Records to process
-*-*-
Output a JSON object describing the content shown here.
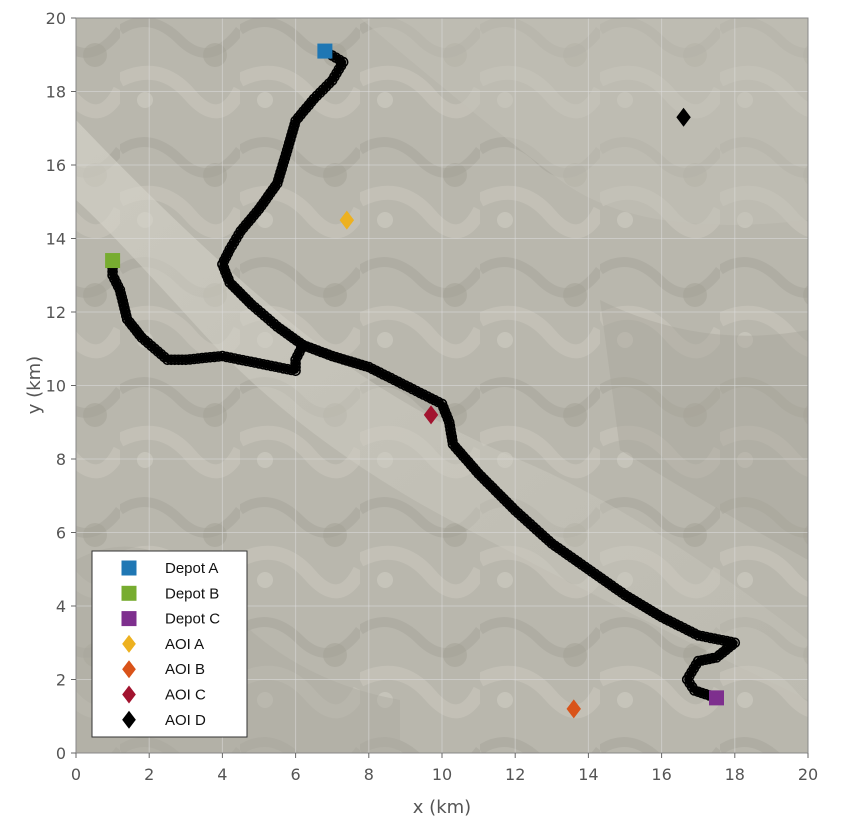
{
  "chart_data": {
    "type": "scatter",
    "title": "",
    "xlabel": "x (km)",
    "ylabel": "y (km)",
    "xlim": [
      0,
      20
    ],
    "ylim": [
      0,
      20
    ],
    "xticks": [
      0,
      2,
      4,
      6,
      8,
      10,
      12,
      14,
      16,
      18,
      20
    ],
    "yticks": [
      0,
      2,
      4,
      6,
      8,
      10,
      12,
      14,
      16,
      18,
      20
    ],
    "grid": true,
    "background": "satellite terrain image",
    "legend_position": "bottom-left",
    "depots": [
      {
        "name": "Depot A",
        "marker": "square",
        "color": "#1f77b4",
        "x": 6.8,
        "y": 19.1
      },
      {
        "name": "Depot B",
        "marker": "square",
        "color": "#77ac30",
        "x": 1.0,
        "y": 13.4
      },
      {
        "name": "Depot C",
        "marker": "square",
        "color": "#7e2f8e",
        "x": 17.5,
        "y": 1.5
      }
    ],
    "aois": [
      {
        "name": "AOI A",
        "marker": "diamond",
        "color": "#edb120",
        "x": 7.4,
        "y": 14.5
      },
      {
        "name": "AOI B",
        "marker": "diamond",
        "color": "#d95319",
        "x": 13.6,
        "y": 1.2
      },
      {
        "name": "AOI C",
        "marker": "diamond",
        "color": "#a2142f",
        "x": 9.7,
        "y": 9.2
      },
      {
        "name": "AOI D",
        "marker": "diamond",
        "color": "#000000",
        "x": 16.6,
        "y": 17.3
      }
    ],
    "path": {
      "marker": "circle",
      "color": "#000000",
      "points": [
        [
          6.8,
          19.1
        ],
        [
          7.3,
          18.8
        ],
        [
          7.0,
          18.3
        ],
        [
          6.5,
          17.8
        ],
        [
          6.0,
          17.2
        ],
        [
          5.8,
          16.5
        ],
        [
          5.5,
          15.5
        ],
        [
          5.0,
          14.8
        ],
        [
          4.5,
          14.2
        ],
        [
          4.2,
          13.7
        ],
        [
          4.0,
          13.3
        ],
        [
          4.2,
          12.8
        ],
        [
          4.8,
          12.2
        ],
        [
          5.5,
          11.6
        ],
        [
          6.2,
          11.1
        ],
        [
          7.0,
          10.8
        ],
        [
          8.0,
          10.5
        ],
        [
          9.0,
          10.0
        ],
        [
          10.0,
          9.5
        ],
        [
          10.2,
          9.0
        ],
        [
          10.3,
          8.4
        ],
        [
          11.0,
          7.6
        ],
        [
          12.0,
          6.6
        ],
        [
          13.0,
          5.7
        ],
        [
          14.0,
          5.0
        ],
        [
          15.0,
          4.3
        ],
        [
          16.0,
          3.7
        ],
        [
          17.0,
          3.2
        ],
        [
          18.0,
          3.0
        ],
        [
          17.5,
          2.6
        ],
        [
          17.0,
          2.5
        ],
        [
          16.7,
          2.0
        ],
        [
          16.9,
          1.7
        ],
        [
          17.5,
          1.5
        ]
      ],
      "branch": [
        [
          6.2,
          11.1
        ],
        [
          6.0,
          10.7
        ],
        [
          6.0,
          10.4
        ],
        [
          5.0,
          10.6
        ],
        [
          4.0,
          10.8
        ],
        [
          3.0,
          10.7
        ],
        [
          2.5,
          10.7
        ],
        [
          1.8,
          11.3
        ],
        [
          1.4,
          11.8
        ],
        [
          1.2,
          12.6
        ],
        [
          1.0,
          13.0
        ],
        [
          1.0,
          13.4
        ]
      ]
    },
    "legend": [
      "Depot A",
      "Depot B",
      "Depot C",
      "AOI A",
      "AOI B",
      "AOI C",
      "AOI D"
    ]
  }
}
-*-*-
Pick every line with "name" in it and copy it.

Written response
        "name": "Depot A",
        "name": "Depot B",
        "name": "Depot C",
        "name": "AOI A",
        "name": "AOI B",
        "name": "AOI C",
        "name": "AOI D",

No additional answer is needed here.